━━━ RECORDS SHOWN ━━━
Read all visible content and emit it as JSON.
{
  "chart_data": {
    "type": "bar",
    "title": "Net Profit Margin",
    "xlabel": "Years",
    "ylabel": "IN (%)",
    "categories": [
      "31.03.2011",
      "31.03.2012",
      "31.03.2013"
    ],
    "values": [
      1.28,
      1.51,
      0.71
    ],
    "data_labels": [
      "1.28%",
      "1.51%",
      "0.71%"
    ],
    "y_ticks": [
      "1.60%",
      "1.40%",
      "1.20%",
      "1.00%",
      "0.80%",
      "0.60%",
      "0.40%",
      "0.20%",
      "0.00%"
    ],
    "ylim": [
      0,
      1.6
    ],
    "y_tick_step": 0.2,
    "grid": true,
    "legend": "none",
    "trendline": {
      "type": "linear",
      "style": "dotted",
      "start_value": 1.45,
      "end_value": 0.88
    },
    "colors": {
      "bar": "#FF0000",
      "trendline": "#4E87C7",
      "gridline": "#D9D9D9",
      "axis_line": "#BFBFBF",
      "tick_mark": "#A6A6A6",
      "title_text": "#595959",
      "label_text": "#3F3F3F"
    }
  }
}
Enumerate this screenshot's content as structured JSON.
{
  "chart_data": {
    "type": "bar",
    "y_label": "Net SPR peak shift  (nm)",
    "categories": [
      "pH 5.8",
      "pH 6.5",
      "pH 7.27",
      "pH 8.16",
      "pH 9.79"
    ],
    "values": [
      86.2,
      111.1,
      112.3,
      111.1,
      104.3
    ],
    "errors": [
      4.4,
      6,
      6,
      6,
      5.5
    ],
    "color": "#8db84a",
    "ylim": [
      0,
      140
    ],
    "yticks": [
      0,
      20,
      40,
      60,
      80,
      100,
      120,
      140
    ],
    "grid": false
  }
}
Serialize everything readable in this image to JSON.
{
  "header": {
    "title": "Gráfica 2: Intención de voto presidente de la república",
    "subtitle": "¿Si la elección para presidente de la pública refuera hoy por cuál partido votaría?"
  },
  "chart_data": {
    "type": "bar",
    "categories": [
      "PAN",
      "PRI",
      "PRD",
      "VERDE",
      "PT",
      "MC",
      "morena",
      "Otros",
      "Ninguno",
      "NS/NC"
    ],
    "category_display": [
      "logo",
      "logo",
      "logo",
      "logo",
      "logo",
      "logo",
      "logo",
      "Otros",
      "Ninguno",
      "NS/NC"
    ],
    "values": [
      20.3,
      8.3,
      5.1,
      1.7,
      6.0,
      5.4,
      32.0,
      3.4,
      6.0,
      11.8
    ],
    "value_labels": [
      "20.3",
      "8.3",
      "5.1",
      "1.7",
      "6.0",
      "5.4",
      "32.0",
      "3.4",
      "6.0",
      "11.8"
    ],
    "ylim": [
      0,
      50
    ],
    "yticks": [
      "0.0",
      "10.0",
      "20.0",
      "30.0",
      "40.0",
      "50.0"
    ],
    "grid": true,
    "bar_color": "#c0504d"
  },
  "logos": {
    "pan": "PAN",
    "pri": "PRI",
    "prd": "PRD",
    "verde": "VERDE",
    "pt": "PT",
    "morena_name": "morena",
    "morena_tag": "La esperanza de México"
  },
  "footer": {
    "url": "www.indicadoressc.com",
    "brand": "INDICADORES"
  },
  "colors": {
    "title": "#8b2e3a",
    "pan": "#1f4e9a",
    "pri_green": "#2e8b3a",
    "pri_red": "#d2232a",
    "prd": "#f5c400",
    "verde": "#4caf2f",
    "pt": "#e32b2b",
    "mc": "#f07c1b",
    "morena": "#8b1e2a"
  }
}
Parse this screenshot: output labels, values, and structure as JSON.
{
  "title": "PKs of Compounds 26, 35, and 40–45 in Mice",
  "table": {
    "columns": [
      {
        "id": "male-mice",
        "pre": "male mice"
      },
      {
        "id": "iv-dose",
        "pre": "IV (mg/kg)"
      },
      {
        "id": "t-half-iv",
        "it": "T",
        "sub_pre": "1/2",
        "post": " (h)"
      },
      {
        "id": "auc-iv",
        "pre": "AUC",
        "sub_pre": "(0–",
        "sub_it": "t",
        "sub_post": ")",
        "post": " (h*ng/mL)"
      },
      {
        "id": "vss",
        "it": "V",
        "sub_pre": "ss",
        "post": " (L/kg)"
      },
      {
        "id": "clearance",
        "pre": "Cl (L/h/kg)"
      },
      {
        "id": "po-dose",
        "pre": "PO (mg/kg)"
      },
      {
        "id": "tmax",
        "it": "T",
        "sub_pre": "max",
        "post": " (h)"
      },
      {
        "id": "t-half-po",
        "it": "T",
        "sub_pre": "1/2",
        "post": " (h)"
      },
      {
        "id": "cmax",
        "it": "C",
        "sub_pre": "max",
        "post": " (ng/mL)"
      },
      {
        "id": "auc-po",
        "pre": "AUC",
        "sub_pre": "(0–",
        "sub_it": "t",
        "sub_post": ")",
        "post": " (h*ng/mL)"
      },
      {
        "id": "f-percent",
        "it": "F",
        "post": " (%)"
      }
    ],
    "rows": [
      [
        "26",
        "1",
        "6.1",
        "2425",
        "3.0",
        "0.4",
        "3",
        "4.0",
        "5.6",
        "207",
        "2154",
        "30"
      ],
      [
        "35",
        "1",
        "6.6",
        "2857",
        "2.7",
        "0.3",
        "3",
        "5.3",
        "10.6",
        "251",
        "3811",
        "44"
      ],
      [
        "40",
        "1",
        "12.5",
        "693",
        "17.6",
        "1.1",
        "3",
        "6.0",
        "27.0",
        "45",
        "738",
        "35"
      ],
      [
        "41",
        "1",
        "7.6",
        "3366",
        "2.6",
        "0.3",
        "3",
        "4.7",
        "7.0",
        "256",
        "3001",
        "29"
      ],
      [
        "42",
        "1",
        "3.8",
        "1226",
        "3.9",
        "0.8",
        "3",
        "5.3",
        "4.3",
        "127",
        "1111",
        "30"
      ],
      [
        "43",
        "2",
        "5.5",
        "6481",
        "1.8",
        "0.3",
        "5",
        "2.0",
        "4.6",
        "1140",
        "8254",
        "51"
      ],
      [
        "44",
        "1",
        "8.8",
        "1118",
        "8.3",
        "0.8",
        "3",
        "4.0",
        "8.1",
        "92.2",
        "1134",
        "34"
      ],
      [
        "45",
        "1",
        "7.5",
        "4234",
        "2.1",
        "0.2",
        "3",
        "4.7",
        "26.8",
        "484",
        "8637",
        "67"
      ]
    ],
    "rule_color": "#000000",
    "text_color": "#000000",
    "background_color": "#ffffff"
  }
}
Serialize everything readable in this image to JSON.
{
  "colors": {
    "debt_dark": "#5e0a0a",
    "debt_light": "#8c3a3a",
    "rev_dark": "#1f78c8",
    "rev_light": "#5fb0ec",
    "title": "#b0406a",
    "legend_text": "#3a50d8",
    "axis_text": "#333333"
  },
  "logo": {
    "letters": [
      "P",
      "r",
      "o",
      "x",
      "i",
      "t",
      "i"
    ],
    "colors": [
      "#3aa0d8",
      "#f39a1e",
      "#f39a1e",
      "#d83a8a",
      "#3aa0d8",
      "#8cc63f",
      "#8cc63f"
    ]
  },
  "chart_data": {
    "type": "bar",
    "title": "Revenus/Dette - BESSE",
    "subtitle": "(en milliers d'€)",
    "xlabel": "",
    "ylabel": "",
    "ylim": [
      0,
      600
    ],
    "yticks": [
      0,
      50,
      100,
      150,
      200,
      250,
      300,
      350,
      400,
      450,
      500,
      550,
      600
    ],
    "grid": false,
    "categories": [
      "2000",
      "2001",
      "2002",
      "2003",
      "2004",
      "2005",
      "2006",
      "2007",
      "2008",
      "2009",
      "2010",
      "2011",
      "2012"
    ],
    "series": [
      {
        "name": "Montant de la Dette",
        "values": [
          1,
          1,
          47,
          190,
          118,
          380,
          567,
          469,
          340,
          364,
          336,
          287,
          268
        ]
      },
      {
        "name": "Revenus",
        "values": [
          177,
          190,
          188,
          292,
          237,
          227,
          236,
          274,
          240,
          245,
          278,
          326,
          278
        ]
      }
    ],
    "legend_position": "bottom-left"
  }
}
━━━
*INSTRUCTION*: Copy each line holding the word "subtitle" from the listing above.

*SOLVED PROBLEM*:
    "subtitle": "¿Si la elección para presidente de la pública refuera hoy por cuál partido votaría?"
    "subtitle": "(en milliers d'€)",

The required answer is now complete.